START Material to process

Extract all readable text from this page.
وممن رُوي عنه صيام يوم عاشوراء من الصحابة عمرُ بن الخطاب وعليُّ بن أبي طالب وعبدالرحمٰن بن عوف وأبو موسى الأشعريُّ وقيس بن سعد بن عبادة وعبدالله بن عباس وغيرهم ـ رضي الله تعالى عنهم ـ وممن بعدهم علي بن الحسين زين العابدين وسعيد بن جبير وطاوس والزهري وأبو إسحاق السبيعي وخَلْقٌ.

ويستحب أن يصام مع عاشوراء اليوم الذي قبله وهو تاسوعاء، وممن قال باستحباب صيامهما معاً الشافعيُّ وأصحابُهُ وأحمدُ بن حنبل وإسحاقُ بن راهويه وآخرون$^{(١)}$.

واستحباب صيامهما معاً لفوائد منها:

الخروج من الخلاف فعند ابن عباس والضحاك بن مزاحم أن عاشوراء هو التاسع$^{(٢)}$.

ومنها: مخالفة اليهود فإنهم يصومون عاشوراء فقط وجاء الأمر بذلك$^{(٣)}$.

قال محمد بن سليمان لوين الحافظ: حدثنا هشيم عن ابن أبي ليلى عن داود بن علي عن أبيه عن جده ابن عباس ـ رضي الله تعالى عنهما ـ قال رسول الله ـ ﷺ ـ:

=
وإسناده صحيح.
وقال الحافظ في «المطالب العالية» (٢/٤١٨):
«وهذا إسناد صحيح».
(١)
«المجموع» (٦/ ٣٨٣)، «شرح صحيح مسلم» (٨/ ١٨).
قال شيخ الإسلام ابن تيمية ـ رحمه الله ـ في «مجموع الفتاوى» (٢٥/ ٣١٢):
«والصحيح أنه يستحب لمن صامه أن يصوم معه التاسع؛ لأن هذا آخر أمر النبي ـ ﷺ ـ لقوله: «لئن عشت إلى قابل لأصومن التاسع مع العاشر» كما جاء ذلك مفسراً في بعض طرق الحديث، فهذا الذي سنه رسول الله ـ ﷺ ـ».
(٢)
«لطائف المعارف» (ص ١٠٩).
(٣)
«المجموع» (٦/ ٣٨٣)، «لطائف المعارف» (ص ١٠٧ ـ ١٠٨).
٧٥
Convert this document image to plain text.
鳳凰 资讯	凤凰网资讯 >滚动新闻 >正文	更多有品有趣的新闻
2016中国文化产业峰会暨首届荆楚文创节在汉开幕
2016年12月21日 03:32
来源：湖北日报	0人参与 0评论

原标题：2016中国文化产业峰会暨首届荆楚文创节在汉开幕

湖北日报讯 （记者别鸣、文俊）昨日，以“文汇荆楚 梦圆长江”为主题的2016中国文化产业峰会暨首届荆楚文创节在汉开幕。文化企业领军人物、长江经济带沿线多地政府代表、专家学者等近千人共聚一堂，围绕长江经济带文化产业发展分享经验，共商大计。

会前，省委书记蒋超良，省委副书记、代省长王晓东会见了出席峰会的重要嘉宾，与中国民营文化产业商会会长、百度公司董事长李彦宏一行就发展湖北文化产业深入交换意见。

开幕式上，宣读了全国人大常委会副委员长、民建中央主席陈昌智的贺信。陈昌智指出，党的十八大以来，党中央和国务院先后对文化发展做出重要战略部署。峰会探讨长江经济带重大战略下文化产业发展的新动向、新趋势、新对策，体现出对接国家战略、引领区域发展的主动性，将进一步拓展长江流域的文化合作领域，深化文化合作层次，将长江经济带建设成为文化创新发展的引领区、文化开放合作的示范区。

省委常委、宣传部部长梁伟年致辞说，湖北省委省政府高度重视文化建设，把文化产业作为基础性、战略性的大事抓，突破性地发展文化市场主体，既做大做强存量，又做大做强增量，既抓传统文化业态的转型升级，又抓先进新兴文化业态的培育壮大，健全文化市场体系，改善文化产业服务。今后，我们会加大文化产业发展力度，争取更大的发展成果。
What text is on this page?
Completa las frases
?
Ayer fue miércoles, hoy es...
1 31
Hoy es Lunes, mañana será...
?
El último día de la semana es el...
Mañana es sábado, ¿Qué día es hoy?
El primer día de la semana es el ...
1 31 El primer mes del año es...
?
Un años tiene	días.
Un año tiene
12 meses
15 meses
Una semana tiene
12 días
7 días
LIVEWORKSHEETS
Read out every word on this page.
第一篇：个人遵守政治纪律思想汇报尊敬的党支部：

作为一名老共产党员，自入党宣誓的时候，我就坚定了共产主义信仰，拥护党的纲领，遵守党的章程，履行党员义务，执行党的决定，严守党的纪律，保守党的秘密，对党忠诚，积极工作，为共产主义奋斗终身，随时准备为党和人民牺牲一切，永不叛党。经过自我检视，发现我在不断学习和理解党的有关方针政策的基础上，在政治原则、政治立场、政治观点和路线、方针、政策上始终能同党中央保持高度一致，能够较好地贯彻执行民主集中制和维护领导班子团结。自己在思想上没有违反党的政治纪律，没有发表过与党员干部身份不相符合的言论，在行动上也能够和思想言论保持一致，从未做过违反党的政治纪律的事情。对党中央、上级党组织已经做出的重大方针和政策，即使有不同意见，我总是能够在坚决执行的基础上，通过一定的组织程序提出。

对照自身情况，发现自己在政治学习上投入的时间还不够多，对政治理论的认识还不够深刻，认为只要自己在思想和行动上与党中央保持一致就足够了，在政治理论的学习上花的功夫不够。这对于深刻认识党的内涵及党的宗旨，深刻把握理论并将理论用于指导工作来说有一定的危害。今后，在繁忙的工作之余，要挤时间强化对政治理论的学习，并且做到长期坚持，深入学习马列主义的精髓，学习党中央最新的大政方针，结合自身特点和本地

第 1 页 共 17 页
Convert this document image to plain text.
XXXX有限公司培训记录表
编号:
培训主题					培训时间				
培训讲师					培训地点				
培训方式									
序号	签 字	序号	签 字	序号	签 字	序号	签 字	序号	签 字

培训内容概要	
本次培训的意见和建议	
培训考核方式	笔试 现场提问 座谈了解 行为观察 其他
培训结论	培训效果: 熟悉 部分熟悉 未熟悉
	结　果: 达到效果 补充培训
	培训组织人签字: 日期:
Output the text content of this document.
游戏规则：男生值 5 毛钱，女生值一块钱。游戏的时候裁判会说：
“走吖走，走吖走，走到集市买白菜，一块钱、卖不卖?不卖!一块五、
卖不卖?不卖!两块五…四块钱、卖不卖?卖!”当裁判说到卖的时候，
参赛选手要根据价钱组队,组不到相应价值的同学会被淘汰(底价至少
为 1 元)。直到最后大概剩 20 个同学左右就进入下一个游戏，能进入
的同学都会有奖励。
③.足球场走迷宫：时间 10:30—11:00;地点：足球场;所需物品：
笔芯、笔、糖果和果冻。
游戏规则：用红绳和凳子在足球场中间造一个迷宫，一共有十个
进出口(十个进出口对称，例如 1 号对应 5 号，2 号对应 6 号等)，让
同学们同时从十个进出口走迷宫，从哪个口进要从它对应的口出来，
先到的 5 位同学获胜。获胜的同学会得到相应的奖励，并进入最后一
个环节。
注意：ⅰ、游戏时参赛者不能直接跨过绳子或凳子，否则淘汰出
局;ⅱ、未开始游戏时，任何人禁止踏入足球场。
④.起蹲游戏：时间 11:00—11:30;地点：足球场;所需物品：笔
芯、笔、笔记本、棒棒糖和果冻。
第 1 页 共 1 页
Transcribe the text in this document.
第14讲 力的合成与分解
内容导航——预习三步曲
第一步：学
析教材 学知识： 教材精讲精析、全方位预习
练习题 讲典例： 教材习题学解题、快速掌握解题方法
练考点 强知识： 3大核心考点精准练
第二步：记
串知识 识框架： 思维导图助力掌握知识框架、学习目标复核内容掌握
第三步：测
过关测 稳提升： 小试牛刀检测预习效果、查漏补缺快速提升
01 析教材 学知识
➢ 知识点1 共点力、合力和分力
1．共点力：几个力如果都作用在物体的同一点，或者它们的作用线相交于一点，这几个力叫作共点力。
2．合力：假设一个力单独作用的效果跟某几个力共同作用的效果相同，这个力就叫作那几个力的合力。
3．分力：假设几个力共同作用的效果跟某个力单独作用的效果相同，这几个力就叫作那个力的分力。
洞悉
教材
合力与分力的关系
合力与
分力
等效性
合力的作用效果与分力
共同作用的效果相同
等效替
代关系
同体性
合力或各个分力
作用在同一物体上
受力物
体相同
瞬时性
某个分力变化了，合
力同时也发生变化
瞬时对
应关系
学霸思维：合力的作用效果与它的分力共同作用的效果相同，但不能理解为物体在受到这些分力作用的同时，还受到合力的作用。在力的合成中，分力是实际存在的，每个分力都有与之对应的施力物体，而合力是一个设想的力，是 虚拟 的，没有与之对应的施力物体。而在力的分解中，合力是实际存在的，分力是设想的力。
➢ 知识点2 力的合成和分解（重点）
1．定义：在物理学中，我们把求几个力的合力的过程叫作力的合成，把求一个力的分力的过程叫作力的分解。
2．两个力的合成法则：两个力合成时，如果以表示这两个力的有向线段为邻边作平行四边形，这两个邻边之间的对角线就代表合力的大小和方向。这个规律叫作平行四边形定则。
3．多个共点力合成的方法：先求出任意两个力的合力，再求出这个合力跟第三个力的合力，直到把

END Material to process

Copy each line above where the string "عاشوراء" occurs.

وممن رُوي عنه صيام يوم عاشوراء من الصحابة عمرُ بن الخطاب وعليُّ بن أبي طالب وعبدالرحمٰن بن عوف وأبو موسى الأشعريُّ وقيس بن سعد بن عبادة وعبدالله بن عباس وغيرهم ـ رضي الله تعالى عنهم ـ وممن بعدهم علي بن الحسين زين العابدين وسعيد بن جبير وطاوس والزهري وأبو إسحاق السبيعي وخَلْقٌ.
ويستحب أن يصام مع عاشوراء اليوم الذي قبله وهو تاسوعاء، وممن قال باستحباب صيامهما معاً الشافعيُّ وأصحابُهُ وأحمدُ بن حنبل وإسحاقُ بن راهويه وآخرون$^{(١)}$.
الخروج من الخلاف فعند ابن عباس والضحاك بن مزاحم أن عاشوراء هو التاسع$^{(٢)}$.
ومنها: مخالفة اليهود فإنهم يصومون عاشوراء فقط وجاء الأمر بذلك$^{(٣)}$.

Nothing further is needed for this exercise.